The order to privatize Landsat came in 1984. Two companies bid for the contract: Eastman Kodak and EOSAT, the newly formed Earth Observation Satellite Company, jointly run by Hughes and RCA. EOSAT won the contract in 1985, and henceforth EROS would do the work, and EOSAT would take the proceeds. Privatization also complicated the design and launch of the next satellite, Landsat 6. It was supposed to be launched by the Space Shuttle, but after the loss of the Challenger in 1986, that idea was scrubbed.

Landsat 6 was the first Landsat fully intended to be a commercial product. It was built by Martin Marietta, which had by then purchased GE AstroSpace, including its satellite plant in East Windsor, New Jersey. The primary sensor was an Enhanced Thematic Mapper, made by Hughes’ Santa Barbara Research Center.

Landsat 6 was finally launched from Vandenberg in 1993, and soon after launching and separating from the main booster, it encountered a fuel problem, and never reached orbit. Contact with the satellite was lost, and it is assumed to have crashed into the Indian Ocean.

Challenges to the privatization of Landsat mounted, and congressional hearings were held. Terms for a phase-out of EOSAT, and a return of the program to the USGS, were established in the mid-1990s, ending the ten years of private control.
 

Landsat 7 launched in 1999, with significant upgrades. Built by Lockheed Missiles and Space, using the Tiros N weather satellite platform, it has solid state memory and a transmission rate capable of 532 images per day. It uses an Enhanced Thematic Mapper sensor, with eight bands, including red, blue, green, near-infrared, mid-infrared, and thermal infrared. The color balancing of its images became the standard for satellite imagery we are now familiar with, through its use in popular programs like Google Maps.

25 years later, Landsat 7 was still capable of providing images, though its orbit has been degraded, and its fuel limited. It was put in standby mode, following the 2021 launch of Landsat 9, which has occupied its orbit. Landsat 7 is expected to receive its final commands by May 2025, shutting it down forever. Like Landsat 1 through 5, Landsat 7 will remain in orbit for decades, circling the globe as inert waste, eventually dropping low enough to burn in the upper atmosphere.

The tasks:
1. List every band the Landsat passage names for the Enhanced Thematic Mapper sensor on Landsat 7.
2. Decide whether each statement agrees with the Landsat passage, and support each answer with a quotation from it: (a) EOSAT won the contract in 1985; (b) Landsat 6 was launched by the Space Shuttle; (c) Landsat 7 was built by Martin Marietta.
The material after this point is separate from the Landsat passage.

Data section:
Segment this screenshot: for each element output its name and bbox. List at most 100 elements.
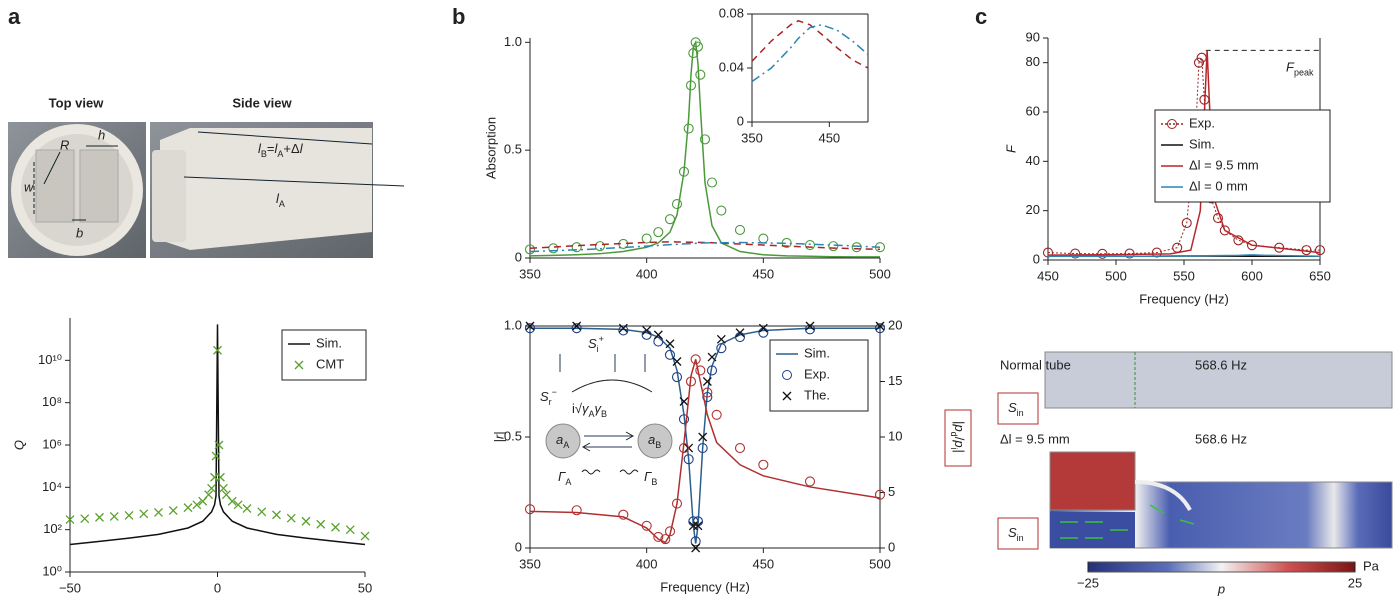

Solutions to the tasks:
1. Red, blue, green, near-infrared, mid-infrared, thermal infrared

2.
(a) Yes: "EOSAT won the contract in 1985"
(b) No: "after the loss of the Challenger in 1986, that idea was scrubbed"
(c) No: "Built by Lockheed Missiles and Space"